● Data records
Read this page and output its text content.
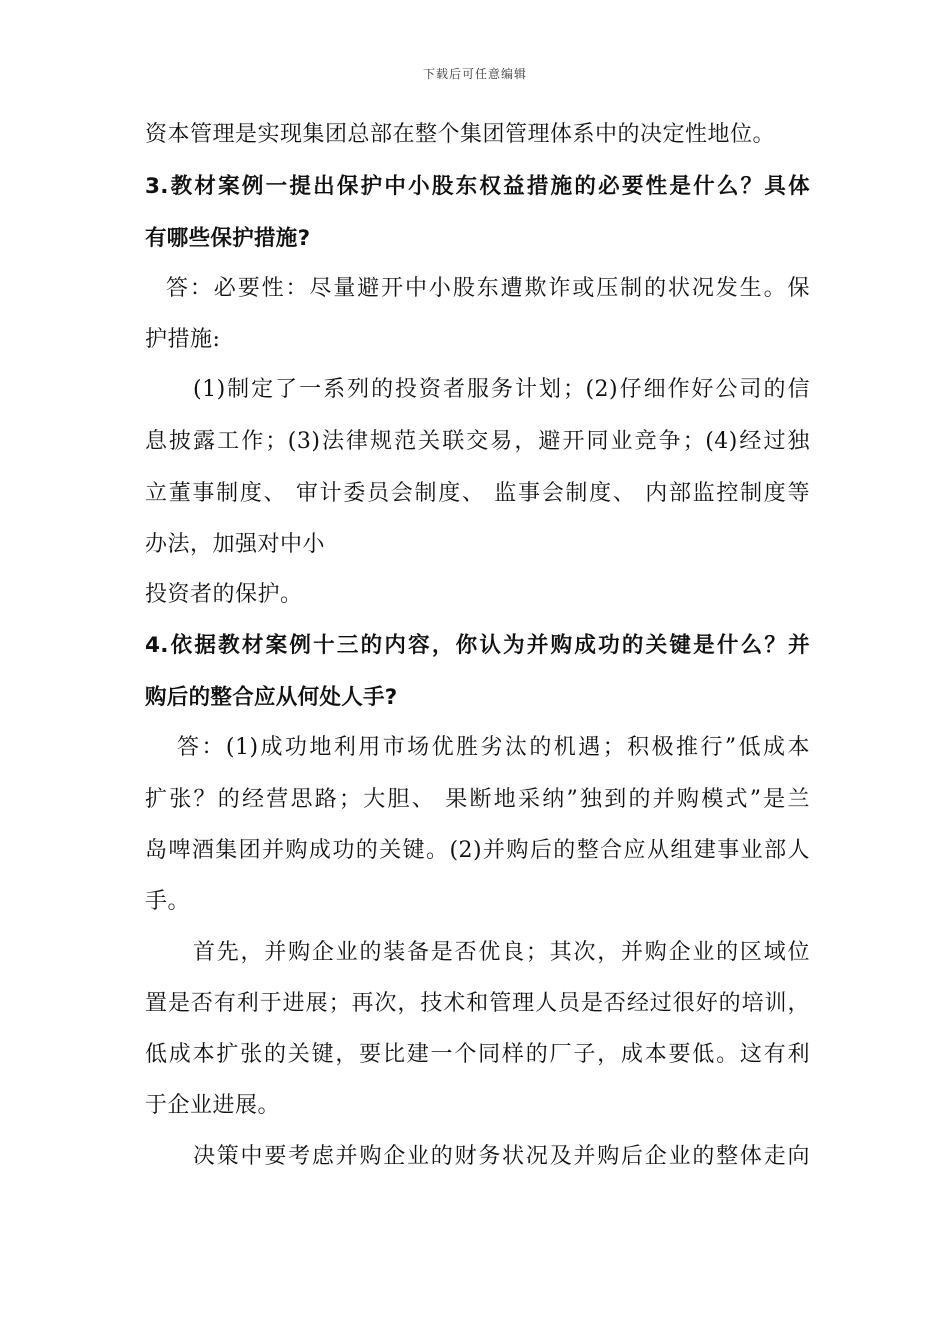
下载后可任意编辑
资本管理是实现集团总部在整个集团管理体系中的决定性地位。
3.教材案例一提出保护中小股东权益措施的必要性是什么？具体
有哪些保护措施?
答：必要性：尽量避开中小股东遭欺诈或压制的状况发生。保
护措施:
(1)制定了一系列的投资者服务计划；(2)仔细作好公司的信
息披露工作；(3)法律规范关联交易，避开同业竞争；(4)经过独
立董事制度、 审计委员会制度、 监事会制度、 内部监控制度等
办法，加强对中小
投资者的保护。
4.依据教材案例十三的内容，你认为并购成功的关键是什么？并
购后的整合应从何处人手?
答：(1)成功地利用市场优胜劣汰的机遇；积极推行”低成本
扩张？的经营思路；大胆、 果断地采纳”独到的并购模式”是兰
岛啤酒集团并购成功的关键。(2)并购后的整合应从组建事业部人
手。
首先，并购企业的装备是否优良；其次，并购企业的区域位
置是否有利于进展；再次，技术和管理人员是否经过很好的培训，
低成本扩张的关键，要比建一个同样的厂子，成本要低。这有利
于企业进展。
决策中要考虑并购企业的财务状况及并购后企业的整体走向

● What is being asked
Leave the pictures out and reproduce each record exactly as written.

● Complete answer
Read this page and output its text content.
下载后可任意编辑
资本管理是实现集团总部在整个集团管理体系中的决定性地位。
3.教材案例一提出保护中小股东权益措施的必要性是什么？具体
有哪些保护措施?
答：必要性：尽量避开中小股东遭欺诈或压制的状况发生。保
护措施:
(1)制定了一系列的投资者服务计划；(2)仔细作好公司的信
息披露工作；(3)法律规范关联交易，避开同业竞争；(4)经过独
立董事制度、 审计委员会制度、 监事会制度、 内部监控制度等
办法，加强对中小
投资者的保护。
4.依据教材案例十三的内容，你认为并购成功的关键是什么？并
购后的整合应从何处人手?
答：(1)成功地利用市场优胜劣汰的机遇；积极推行”低成本
扩张？的经营思路；大胆、 果断地采纳”独到的并购模式”是兰
岛啤酒集团并购成功的关键。(2)并购后的整合应从组建事业部人
手。
首先，并购企业的装备是否优良；其次，并购企业的区域位
置是否有利于进展；再次，技术和管理人员是否经过很好的培训，
低成本扩张的关键，要比建一个同样的厂子，成本要低。这有利
于企业进展。
决策中要考虑并购企业的财务状况及并购后企业的整体走向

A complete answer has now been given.